Zu bearbeitende Daten:
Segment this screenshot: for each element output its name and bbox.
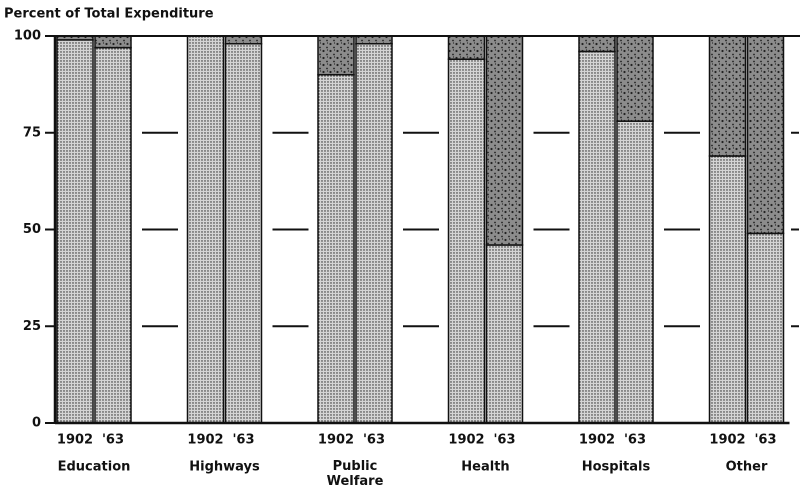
bar-label: 1902: [709, 433, 745, 448]
bar-label: 1902: [57, 433, 93, 448]
y-tick-label: 75: [23, 125, 41, 140]
y-tick-label: 25: [23, 319, 41, 334]
bar-label: 1902: [318, 433, 354, 448]
bar-segment: [616, 35, 654, 122]
bar-segment: [708, 35, 747, 157]
bar-segment: [578, 50, 616, 424]
y-tick-label: 50: [23, 222, 41, 237]
bar-segment: [447, 35, 486, 60]
bar-segment: [746, 232, 785, 424]
bar-segment: [224, 35, 263, 45]
category-label: Education: [58, 460, 131, 475]
bar-label: 1902: [448, 433, 484, 448]
bar-segment: [485, 244, 524, 424]
bar-label: 1902: [187, 433, 223, 448]
bar-segment: [355, 35, 393, 45]
category-label: Other: [726, 460, 768, 475]
bar-segment: [708, 155, 747, 424]
category-label: Hospitals: [582, 460, 651, 475]
bar-segment: [94, 35, 132, 49]
bar-segment: [578, 35, 616, 53]
bar-segment: [485, 35, 524, 246]
bar-segment: [746, 35, 785, 235]
y-tick-label: 0: [32, 416, 41, 431]
y-tick-label: 100: [14, 29, 41, 44]
bar-label: '63: [493, 433, 515, 448]
bar-segment: [224, 42, 263, 424]
bar-segment: [186, 35, 225, 424]
bar-segment: [56, 39, 94, 424]
bar-label: 1902: [579, 433, 615, 448]
category-label: Highways: [189, 460, 260, 475]
chart-title: Percent of Total Expenditure: [4, 7, 214, 22]
bar-segment: [447, 58, 486, 424]
bar-segment: [616, 120, 654, 424]
category-label: Public Welfare: [327, 459, 384, 489]
bar-label: '63: [102, 433, 124, 448]
bar-label: '63: [363, 433, 385, 448]
bar-segment: [355, 42, 393, 424]
bar-segment: [317, 73, 355, 424]
bar-segment: [317, 35, 355, 76]
bar-label: '63: [232, 433, 254, 448]
bar-label: '63: [754, 433, 776, 448]
bar-segment: [94, 46, 132, 424]
category-label: Health: [461, 460, 509, 475]
bar-label: '63: [624, 433, 646, 448]
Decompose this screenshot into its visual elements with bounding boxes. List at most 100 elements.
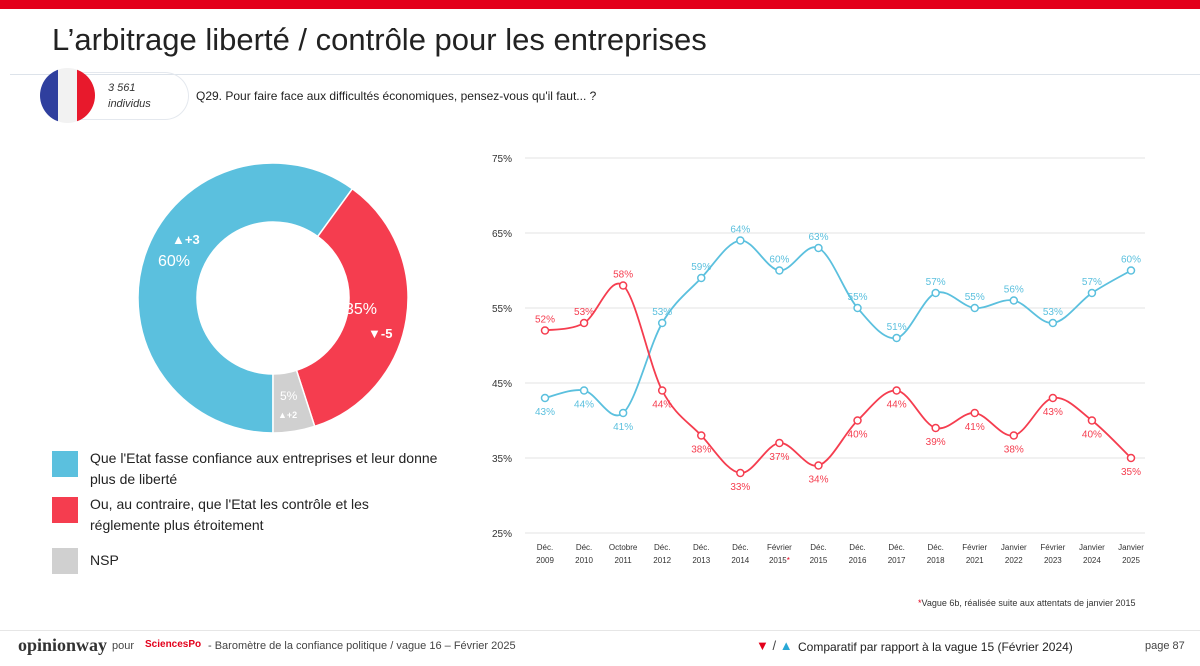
x-tick-label: Déc. xyxy=(693,543,709,552)
data-label: 43% xyxy=(535,407,555,418)
data-point xyxy=(814,461,823,470)
legend-item-controle: Ou, au contraire, que l'Etat les contrôl… xyxy=(52,494,440,536)
y-tick-label: 45% xyxy=(492,379,512,390)
chart-footnote: *Vague 6b, réalisée suite aux attentats … xyxy=(918,598,1136,608)
data-label: 64% xyxy=(730,225,750,236)
opinionway-logo: opinionway xyxy=(18,635,108,655)
data-label: 58% xyxy=(613,270,633,281)
footer: opinionway pour SciencesPo - Baromètre d… xyxy=(0,630,1200,666)
data-label: 57% xyxy=(1082,277,1102,288)
x-tick-label: 2009 xyxy=(536,556,554,565)
data-point xyxy=(1087,416,1097,425)
data-label: 44% xyxy=(887,400,907,411)
x-tick-label: Déc. xyxy=(654,543,670,552)
sciencespo-logo: SciencesPo xyxy=(145,639,202,650)
data-label: 59% xyxy=(691,262,711,273)
data-point xyxy=(853,416,862,425)
data-point xyxy=(775,266,784,275)
slice-value-label: 60% xyxy=(158,253,190,270)
x-tick-label: Déc. xyxy=(849,543,865,552)
sample-pill xyxy=(60,72,189,120)
donut-slice xyxy=(272,369,316,434)
donut-chart: 60% ▲+3 35% ▼-5 5% ▲+2 xyxy=(137,162,409,434)
data-point xyxy=(697,431,706,440)
data-label: 33% xyxy=(730,482,750,493)
data-point xyxy=(931,288,940,298)
data-label: 55% xyxy=(965,292,985,303)
data-point xyxy=(618,408,628,418)
legend-label: NSP xyxy=(90,552,119,568)
data-label: 41% xyxy=(965,422,985,433)
slice-value-label: 35% xyxy=(345,301,377,318)
pour-text: pour xyxy=(112,640,135,652)
x-tick-label: Déc. xyxy=(927,543,943,552)
x-tick-label: Janvier xyxy=(1118,543,1144,552)
x-tick-label: 2021 xyxy=(966,556,984,565)
data-point xyxy=(697,273,706,283)
x-tick-label: 2018 xyxy=(927,556,945,565)
data-point xyxy=(1126,266,1136,275)
france-flag-icon xyxy=(40,68,95,123)
legend-label: Ou, au contraire, que l'Etat les contrôl… xyxy=(90,496,369,533)
data-point xyxy=(736,236,745,245)
data-point xyxy=(1126,453,1136,463)
x-tick-label: Déc. xyxy=(888,543,904,552)
data-label: 34% xyxy=(808,475,828,486)
comparison-note: Comparatif par rapport à la vague 15 (Fé… xyxy=(798,640,1073,654)
data-point xyxy=(540,326,550,335)
y-tick-label: 35% xyxy=(492,454,512,465)
data-point xyxy=(1009,431,1019,440)
data-point xyxy=(892,333,901,343)
sample-unit: individus xyxy=(108,98,151,110)
donut-slice xyxy=(137,162,354,434)
page-title: L’arbitrage liberté / contrôle pour les … xyxy=(52,22,707,57)
series-line xyxy=(544,282,1132,474)
x-tick-label: 2010 xyxy=(575,556,593,565)
data-label: 56% xyxy=(1004,285,1024,296)
data-label: 60% xyxy=(769,255,789,266)
x-tick-label: 2016 xyxy=(849,556,867,565)
data-point xyxy=(579,386,589,395)
data-label: 53% xyxy=(574,307,594,318)
data-point xyxy=(1009,296,1019,305)
footer-source: - Baromètre de la confiance politique / … xyxy=(208,640,516,652)
top-bar xyxy=(0,0,1200,9)
divider xyxy=(10,74,1200,75)
change-indicator: ▲+2 xyxy=(278,410,297,420)
y-tick-label: 75% xyxy=(492,154,512,165)
legend-label: Que l'Etat fasse confiance aux entrepris… xyxy=(90,450,438,487)
line-chart: 25% 35% 45% 55% 65% 75% Déc. 2009 Déc. 2010 Octobr… xyxy=(492,154,1145,565)
x-tick-label: Février xyxy=(767,543,792,552)
legend-swatch xyxy=(52,451,78,477)
x-tick-label: Déc. xyxy=(537,543,553,552)
data-label: 60% xyxy=(1121,255,1141,266)
x-tick-label: 2023 xyxy=(1044,556,1062,565)
x-tick-label: 2024 xyxy=(1083,556,1101,565)
data-point xyxy=(1048,393,1058,403)
data-label: 63% xyxy=(808,232,828,243)
question: Q29. Pour faire face aux difficultés éco… xyxy=(196,89,597,103)
data-point xyxy=(540,393,550,403)
data-label: 57% xyxy=(926,277,946,288)
x-tick-label: Déc. xyxy=(810,543,826,552)
data-point xyxy=(618,281,628,290)
x-tick-label: Déc. xyxy=(732,543,748,552)
x-tick-label: Janvier xyxy=(1001,543,1027,552)
data-point xyxy=(657,386,667,395)
x-tick-label: 2011 xyxy=(615,556,633,565)
data-point xyxy=(579,318,589,328)
x-tick-label: Janvier xyxy=(1079,543,1105,552)
data-label: 40% xyxy=(1082,430,1102,441)
x-tick-label: Février xyxy=(1040,543,1065,552)
data-label: 37% xyxy=(769,452,789,463)
data-label: 39% xyxy=(926,437,946,448)
x-tick-label: 2013 xyxy=(692,556,710,565)
data-point xyxy=(1048,318,1058,328)
data-point xyxy=(736,468,745,478)
x-tick-label: 2015 xyxy=(810,556,828,565)
x-tick-label: Déc. xyxy=(576,543,592,552)
data-point xyxy=(853,303,862,313)
x-tick-label: Octobre xyxy=(609,543,638,552)
x-tick-label: 2017 xyxy=(888,556,906,565)
x-tick-label: 2015* xyxy=(769,556,790,565)
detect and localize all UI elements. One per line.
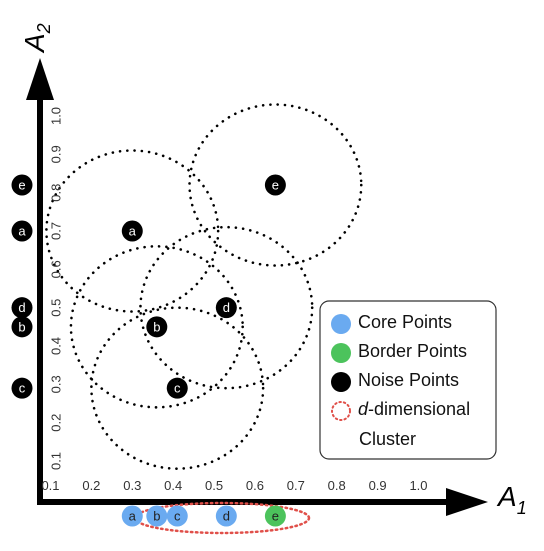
x-projection-b: b [146, 506, 167, 527]
x-tick-label: 0.5 [205, 478, 223, 493]
y-tick-label: 0.5 [49, 299, 64, 317]
x-axis-title: A1 [496, 481, 527, 518]
legend-border-label: Border Points [358, 341, 467, 361]
x-projection-a: a [122, 506, 143, 527]
x-projection-d: d [216, 506, 237, 527]
y-projection-c: c [12, 378, 33, 399]
y-projection-label: d [18, 300, 25, 315]
y-projection-a: a [12, 221, 33, 242]
neighborhood-circles [46, 105, 361, 469]
x-tick-label: 0.3 [123, 478, 141, 493]
legend-cluster-label: d-dimensional [358, 399, 470, 419]
y-projection-label: b [18, 319, 25, 334]
legend: Core Points Border Points Noise Points d… [320, 301, 496, 459]
y-projection-e: e [12, 175, 33, 196]
x-tick-label: 0.9 [369, 478, 387, 493]
point-a: a [122, 221, 143, 242]
x-tick-label: 0.6 [246, 478, 264, 493]
y-projection-label: c [19, 381, 26, 396]
point-label: a [129, 224, 137, 239]
x-projection-label: c [174, 509, 181, 524]
x-tick-label: 0.8 [328, 478, 346, 493]
point-label: b [153, 319, 160, 334]
x-tick-labels: 0.1 0.2 0.3 0.4 0.5 0.6 0.7 0.8 0.9 1.0 [41, 478, 427, 493]
y-axis-arrow-icon [26, 58, 54, 100]
legend-noise-swatch [331, 372, 351, 392]
legend-core-swatch [331, 314, 351, 334]
legend-core-label: Core Points [358, 312, 452, 332]
y-tick-label: 0.3 [49, 375, 64, 393]
y-tick-label: 0.9 [49, 145, 64, 163]
legend-cluster-label-line2: Cluster [359, 429, 416, 449]
y-tick-label: 0.4 [49, 337, 64, 355]
x-projection-label: e [272, 509, 279, 524]
x-tick-label: 0.7 [287, 478, 305, 493]
y-tick-label: 0.1 [49, 452, 64, 470]
x-projection-label: b [153, 509, 160, 524]
y-tick-label: 1.0 [49, 107, 64, 125]
y-tick-label: 0.8 [49, 184, 64, 202]
point-e: e [265, 175, 286, 196]
point-b: b [146, 316, 167, 337]
x-tick-label: 0.1 [41, 478, 59, 493]
y-tick-label: 0.2 [49, 414, 64, 432]
x-projection-label: a [129, 509, 137, 524]
y-tick-label: 0.6 [49, 260, 64, 278]
x-tick-label: 0.2 [82, 478, 100, 493]
data-points: a b c d e [122, 175, 286, 399]
point-c: c [167, 378, 188, 399]
point-d: d [216, 297, 237, 318]
y-projection-b: b [12, 316, 33, 337]
point-label: e [272, 178, 279, 193]
x-tick-label: 0.4 [164, 478, 182, 493]
x-projection-c: c [167, 506, 188, 527]
legend-noise-label: Noise Points [358, 370, 459, 390]
y-projections: e a db c [12, 175, 33, 399]
x-projection-e: e [265, 506, 286, 527]
x-axis-arrow-icon [446, 488, 488, 516]
y-projection-label: a [18, 224, 26, 239]
legend-border-swatch [331, 343, 351, 363]
y-tick-label: 0.7 [49, 222, 64, 240]
x-projection-label: d [223, 509, 230, 524]
point-label: d [223, 300, 230, 315]
x-tick-label: 1.0 [409, 478, 427, 493]
y-axis-title: A2 [19, 23, 54, 54]
y-projection-d: d [12, 297, 33, 318]
y-projection-label: e [18, 178, 25, 193]
y-tick-labels: 0.1 0.2 0.3 0.4 0.5 0.6 0.7 0.8 0.9 1.0 [49, 107, 64, 470]
point-label: c [174, 381, 181, 396]
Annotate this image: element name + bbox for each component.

Ziel: Gib aus den Datensätzen oben die Zeilen unverändert wieder, beginnend mit der Zeile mit „x-projection-b: b [146, 506, 167, 527]“ und fortlaufend bis einschließlich der Zeile mit „y-projection-c: c [12, 378, 33, 399]“.

Ergebnis:
x-projection-b: b [146, 506, 167, 527]
x-tick-label: 0.5 [205, 478, 223, 493]
y-tick-label: 0.5 [49, 299, 64, 317]
x-axis-title: A1 [496, 481, 527, 518]
legend-border-label: Border Points [358, 341, 467, 361]
x-projection-a: a [122, 506, 143, 527]
x-projection-d: d [216, 506, 237, 527]
y-projection-c: c [12, 378, 33, 399]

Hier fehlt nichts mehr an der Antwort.